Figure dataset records

══════════

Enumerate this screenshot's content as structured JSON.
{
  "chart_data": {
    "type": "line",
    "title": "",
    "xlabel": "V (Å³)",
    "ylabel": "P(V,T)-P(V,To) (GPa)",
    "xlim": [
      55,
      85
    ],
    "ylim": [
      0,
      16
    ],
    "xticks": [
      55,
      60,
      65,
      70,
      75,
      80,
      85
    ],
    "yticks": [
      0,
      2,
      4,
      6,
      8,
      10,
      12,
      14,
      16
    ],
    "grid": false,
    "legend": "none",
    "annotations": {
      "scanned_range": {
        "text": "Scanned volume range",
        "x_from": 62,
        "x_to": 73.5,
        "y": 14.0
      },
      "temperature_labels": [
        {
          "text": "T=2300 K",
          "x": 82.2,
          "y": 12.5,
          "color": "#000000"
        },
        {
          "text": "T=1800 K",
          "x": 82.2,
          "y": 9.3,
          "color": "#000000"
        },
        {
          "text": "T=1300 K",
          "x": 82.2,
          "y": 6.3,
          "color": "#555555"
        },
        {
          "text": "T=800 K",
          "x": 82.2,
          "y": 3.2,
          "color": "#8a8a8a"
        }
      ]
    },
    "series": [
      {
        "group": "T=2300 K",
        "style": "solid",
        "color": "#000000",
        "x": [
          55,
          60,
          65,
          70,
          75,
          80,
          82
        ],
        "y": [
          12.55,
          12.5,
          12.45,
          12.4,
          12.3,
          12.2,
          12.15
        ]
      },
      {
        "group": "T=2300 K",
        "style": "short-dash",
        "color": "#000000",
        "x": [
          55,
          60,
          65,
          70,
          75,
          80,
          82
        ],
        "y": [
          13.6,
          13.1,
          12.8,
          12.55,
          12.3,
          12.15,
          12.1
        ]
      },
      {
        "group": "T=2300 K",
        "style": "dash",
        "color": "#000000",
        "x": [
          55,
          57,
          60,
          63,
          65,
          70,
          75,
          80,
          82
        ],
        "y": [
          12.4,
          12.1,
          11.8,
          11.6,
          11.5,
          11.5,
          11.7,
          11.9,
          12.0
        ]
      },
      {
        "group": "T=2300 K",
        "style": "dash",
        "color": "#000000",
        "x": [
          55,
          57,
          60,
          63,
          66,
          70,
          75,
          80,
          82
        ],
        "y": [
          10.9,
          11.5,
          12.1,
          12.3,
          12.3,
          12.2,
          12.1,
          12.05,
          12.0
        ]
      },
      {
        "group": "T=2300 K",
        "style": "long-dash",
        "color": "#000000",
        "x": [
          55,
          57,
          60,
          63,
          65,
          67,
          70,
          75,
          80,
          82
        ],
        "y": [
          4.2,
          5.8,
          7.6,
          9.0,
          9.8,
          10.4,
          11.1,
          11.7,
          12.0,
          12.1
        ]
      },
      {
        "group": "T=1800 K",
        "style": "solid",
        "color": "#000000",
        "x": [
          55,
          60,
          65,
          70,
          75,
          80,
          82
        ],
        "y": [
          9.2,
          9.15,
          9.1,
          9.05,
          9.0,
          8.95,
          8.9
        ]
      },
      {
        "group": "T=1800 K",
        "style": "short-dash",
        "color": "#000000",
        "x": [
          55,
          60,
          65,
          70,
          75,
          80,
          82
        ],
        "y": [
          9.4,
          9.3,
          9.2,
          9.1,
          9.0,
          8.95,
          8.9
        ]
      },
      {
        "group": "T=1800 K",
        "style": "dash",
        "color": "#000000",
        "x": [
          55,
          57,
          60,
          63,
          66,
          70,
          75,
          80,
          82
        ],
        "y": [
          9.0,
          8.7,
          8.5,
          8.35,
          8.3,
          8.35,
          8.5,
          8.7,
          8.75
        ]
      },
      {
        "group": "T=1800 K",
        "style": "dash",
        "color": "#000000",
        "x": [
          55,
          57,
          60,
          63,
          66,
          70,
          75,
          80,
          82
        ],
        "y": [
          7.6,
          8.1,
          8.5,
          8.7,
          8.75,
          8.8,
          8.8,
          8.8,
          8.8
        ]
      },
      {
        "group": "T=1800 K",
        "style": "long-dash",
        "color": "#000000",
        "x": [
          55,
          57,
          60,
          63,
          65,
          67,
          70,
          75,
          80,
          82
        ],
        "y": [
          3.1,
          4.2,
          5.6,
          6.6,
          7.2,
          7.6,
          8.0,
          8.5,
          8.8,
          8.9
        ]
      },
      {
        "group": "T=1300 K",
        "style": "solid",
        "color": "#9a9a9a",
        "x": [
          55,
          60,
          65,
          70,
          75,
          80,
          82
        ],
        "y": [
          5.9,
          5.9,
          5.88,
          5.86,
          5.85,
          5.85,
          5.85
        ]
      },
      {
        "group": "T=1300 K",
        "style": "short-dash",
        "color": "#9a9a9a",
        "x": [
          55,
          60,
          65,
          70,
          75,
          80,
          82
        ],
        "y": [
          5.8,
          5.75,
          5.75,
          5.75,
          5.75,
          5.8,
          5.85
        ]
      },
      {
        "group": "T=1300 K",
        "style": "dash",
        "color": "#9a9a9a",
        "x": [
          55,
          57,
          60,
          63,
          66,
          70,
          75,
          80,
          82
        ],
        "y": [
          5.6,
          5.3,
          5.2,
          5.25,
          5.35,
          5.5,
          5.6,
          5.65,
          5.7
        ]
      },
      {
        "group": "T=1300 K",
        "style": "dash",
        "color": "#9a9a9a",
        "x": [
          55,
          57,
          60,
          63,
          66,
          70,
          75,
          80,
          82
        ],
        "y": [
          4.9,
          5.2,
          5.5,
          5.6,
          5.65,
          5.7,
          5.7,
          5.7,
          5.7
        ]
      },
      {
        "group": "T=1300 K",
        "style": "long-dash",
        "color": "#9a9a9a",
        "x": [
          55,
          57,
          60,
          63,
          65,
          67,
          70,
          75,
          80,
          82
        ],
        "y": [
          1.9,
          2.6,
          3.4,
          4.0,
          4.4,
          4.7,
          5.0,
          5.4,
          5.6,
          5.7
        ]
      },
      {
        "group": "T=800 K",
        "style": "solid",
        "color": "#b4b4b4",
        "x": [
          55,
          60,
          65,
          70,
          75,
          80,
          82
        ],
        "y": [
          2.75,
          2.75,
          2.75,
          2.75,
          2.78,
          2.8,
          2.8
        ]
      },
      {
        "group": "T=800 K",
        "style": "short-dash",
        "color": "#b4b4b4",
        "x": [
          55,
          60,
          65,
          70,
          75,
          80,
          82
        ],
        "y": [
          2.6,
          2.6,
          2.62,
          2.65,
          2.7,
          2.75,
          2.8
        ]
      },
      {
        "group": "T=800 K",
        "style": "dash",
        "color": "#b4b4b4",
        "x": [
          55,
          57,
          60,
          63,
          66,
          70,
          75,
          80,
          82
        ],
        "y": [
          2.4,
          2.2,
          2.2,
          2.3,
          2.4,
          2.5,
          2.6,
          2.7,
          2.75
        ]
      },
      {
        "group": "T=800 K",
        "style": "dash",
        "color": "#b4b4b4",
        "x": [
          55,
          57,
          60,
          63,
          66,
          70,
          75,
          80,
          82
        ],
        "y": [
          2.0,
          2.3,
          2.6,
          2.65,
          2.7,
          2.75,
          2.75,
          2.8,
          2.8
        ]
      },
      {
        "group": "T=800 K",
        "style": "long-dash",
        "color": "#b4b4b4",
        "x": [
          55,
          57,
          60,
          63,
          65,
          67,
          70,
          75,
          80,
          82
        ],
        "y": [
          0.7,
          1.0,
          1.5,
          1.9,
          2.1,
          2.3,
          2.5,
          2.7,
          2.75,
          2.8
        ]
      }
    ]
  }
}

══════════

Work to complete:
Repeat the material in full, exactly as it stands.

Completed task:
Enumerate this screenshot's content as structured JSON.
{
  "chart_data": {
    "type": "line",
    "title": "",
    "xlabel": "V (Å³)",
    "ylabel": "P(V,T)-P(V,To) (GPa)",
    "xlim": [
      55,
      85
    ],
    "ylim": [
      0,
      16
    ],
    "xticks": [
      55,
      60,
      65,
      70,
      75,
      80,
      85
    ],
    "yticks": [
      0,
      2,
      4,
      6,
      8,
      10,
      12,
      14,
      16
    ],
    "grid": false,
    "legend": "none",
    "annotations": {
      "scanned_range": {
        "text": "Scanned volume range",
        "x_from": 62,
        "x_to": 73.5,
        "y": 14.0
      },
      "temperature_labels": [
        {
          "text": "T=2300 K",
          "x": 82.2,
          "y": 12.5,
          "color": "#000000"
        },
        {
          "text": "T=1800 K",
          "x": 82.2,
          "y": 9.3,
          "color": "#000000"
        },
        {
          "text": "T=1300 K",
          "x": 82.2,
          "y": 6.3,
          "color": "#555555"
        },
        {
          "text": "T=800 K",
          "x": 82.2,
          "y": 3.2,
          "color": "#8a8a8a"
        }
      ]
    },
    "series": [
      {
        "group": "T=2300 K",
        "style": "solid",
        "color": "#000000",
        "x": [
          55,
          60,
          65,
          70,
          75,
          80,
          82
        ],
        "y": [
          12.55,
          12.5,
          12.45,
          12.4,
          12.3,
          12.2,
          12.15
        ]
      },
      {
        "group": "T=2300 K",
        "style": "short-dash",
        "color": "#000000",
        "x": [
          55,
          60,
          65,
          70,
          75,
          80,
          82
        ],
        "y": [
          13.6,
          13.1,
          12.8,
          12.55,
          12.3,
          12.15,
          12.1
        ]
      },
      {
        "group": "T=2300 K",
        "style": "dash",
        "color": "#000000",
        "x": [
          55,
          57,
          60,
          63,
          65,
          70,
          75,
          80,
          82
        ],
        "y": [
          12.4,
          12.1,
          11.8,
          11.6,
          11.5,
          11.5,
          11.7,
          11.9,
          12.0
        ]
      },
      {
        "group": "T=2300 K",
        "style": "dash",
        "color": "#000000",
        "x": [
          55,
          57,
          60,
          63,
          66,
          70,
          75,
          80,
          82
        ],
        "y": [
          10.9,
          11.5,
          12.1,
          12.3,
          12.3,
          12.2,
          12.1,
          12.05,
          12.0
        ]
      },
      {
        "group": "T=2300 K",
        "style": "long-dash",
        "color": "#000000",
        "x": [
          55,
          57,
          60,
          63,
          65,
          67,
          70,
          75,
          80,
          82
        ],
        "y": [
          4.2,
          5.8,
          7.6,
          9.0,
          9.8,
          10.4,
          11.1,
          11.7,
          12.0,
          12.1
        ]
      },
      {
        "group": "T=1800 K",
        "style": "solid",
        "color": "#000000",
        "x": [
          55,
          60,
          65,
          70,
          75,
          80,
          82
        ],
        "y": [
          9.2,
          9.15,
          9.1,
          9.05,
          9.0,
          8.95,
          8.9
        ]
      },
      {
        "group": "T=1800 K",
        "style": "short-dash",
        "color": "#000000",
        "x": [
          55,
          60,
          65,
          70,
          75,
          80,
          82
        ],
        "y": [
          9.4,
          9.3,
          9.2,
          9.1,
          9.0,
          8.95,
          8.9
        ]
      },
      {
        "group": "T=1800 K",
        "style": "dash",
        "color": "#000000",
        "x": [
          55,
          57,
          60,
          63,
          66,
          70,
          75,
          80,
          82
        ],
        "y": [
          9.0,
          8.7,
          8.5,
          8.35,
          8.3,
          8.35,
          8.5,
          8.7,
          8.75
        ]
      },
      {
        "group": "T=1800 K",
        "style": "dash",
        "color": "#000000",
        "x": [
          55,
          57,
          60,
          63,
          66,
          70,
          75,
          80,
          82
        ],
        "y": [
          7.6,
          8.1,
          8.5,
          8.7,
          8.75,
          8.8,
          8.8,
          8.8,
          8.8
        ]
      },
      {
        "group": "T=1800 K",
        "style": "long-dash",
        "color": "#000000",
        "x": [
          55,
          57,
          60,
          63,
          65,
          67,
          70,
          75,
          80,
          82
        ],
        "y": [
          3.1,
          4.2,
          5.6,
          6.6,
          7.2,
          7.6,
          8.0,
          8.5,
          8.8,
          8.9
        ]
      },
      {
        "group": "T=1300 K",
        "style": "solid",
        "color": "#9a9a9a",
        "x": [
          55,
          60,
          65,
          70,
          75,
          80,
          82
        ],
        "y": [
          5.9,
          5.9,
          5.88,
          5.86,
          5.85,
          5.85,
          5.85
        ]
      },
      {
        "group": "T=1300 K",
        "style": "short-dash",
        "color": "#9a9a9a",
        "x": [
          55,
          60,
          65,
          70,
          75,
          80,
          82
        ],
        "y": [
          5.8,
          5.75,
          5.75,
          5.75,
          5.75,
          5.8,
          5.85
        ]
      },
      {
        "group": "T=1300 K",
        "style": "dash",
        "color": "#9a9a9a",
        "x": [
          55,
          57,
          60,
          63,
          66,
          70,
          75,
          80,
          82
        ],
        "y": [
          5.6,
          5.3,
          5.2,
          5.25,
          5.35,
          5.5,
          5.6,
          5.65,
          5.7
        ]
      },
      {
        "group": "T=1300 K",
        "style": "dash",
        "color": "#9a9a9a",
        "x": [
          55,
          57,
          60,
          63,
          66,
          70,
          75,
          80,
          82
        ],
        "y": [
          4.9,
          5.2,
          5.5,
          5.6,
          5.65,
          5.7,
          5.7,
          5.7,
          5.7
        ]
      },
      {
        "group": "T=1300 K",
        "style": "long-dash",
        "color": "#9a9a9a",
        "x": [
          55,
          57,
          60,
          63,
          65,
          67,
          70,
          75,
          80,
          82
        ],
        "y": [
          1.9,
          2.6,
          3.4,
          4.0,
          4.4,
          4.7,
          5.0,
          5.4,
          5.6,
          5.7
        ]
      },
      {
        "group": "T=800 K",
        "style": "solid",
        "color": "#b4b4b4",
        "x": [
          55,
          60,
          65,
          70,
          75,
          80,
          82
        ],
        "y": [
          2.75,
          2.75,
          2.75,
          2.75,
          2.78,
          2.8,
          2.8
        ]
      },
      {
        "group": "T=800 K",
        "style": "short-dash",
        "color": "#b4b4b4",
        "x": [
          55,
          60,
          65,
          70,
          75,
          80,
          82
        ],
        "y": [
          2.6,
          2.6,
          2.62,
          2.65,
          2.7,
          2.75,
          2.8
        ]
      },
      {
        "group": "T=800 K",
        "style": "dash",
        "color": "#b4b4b4",
        "x": [
          55,
          57,
          60,
          63,
          66,
          70,
          75,
          80,
          82
        ],
        "y": [
          2.4,
          2.2,
          2.2,
          2.3,
          2.4,
          2.5,
          2.6,
          2.7,
          2.75
        ]
      },
      {
        "group": "T=800 K",
        "style": "dash",
        "color": "#b4b4b4",
        "x": [
          55,
          57,
          60,
          63,
          66,
          70,
          75,
          80,
          82
        ],
        "y": [
          2.0,
          2.3,
          2.6,
          2.65,
          2.7,
          2.75,
          2.75,
          2.8,
          2.8
        ]
      },
      {
        "group": "T=800 K",
        "style": "long-dash",
        "color": "#b4b4b4",
        "x": [
          55,
          57,
          60,
          63,
          65,
          67,
          70,
          75,
          80,
          82
        ],
        "y": [
          0.7,
          1.0,
          1.5,
          1.9,
          2.1,
          2.3,
          2.5,
          2.7,
          2.75,
          2.8
        ]
      }
    ]
  }
}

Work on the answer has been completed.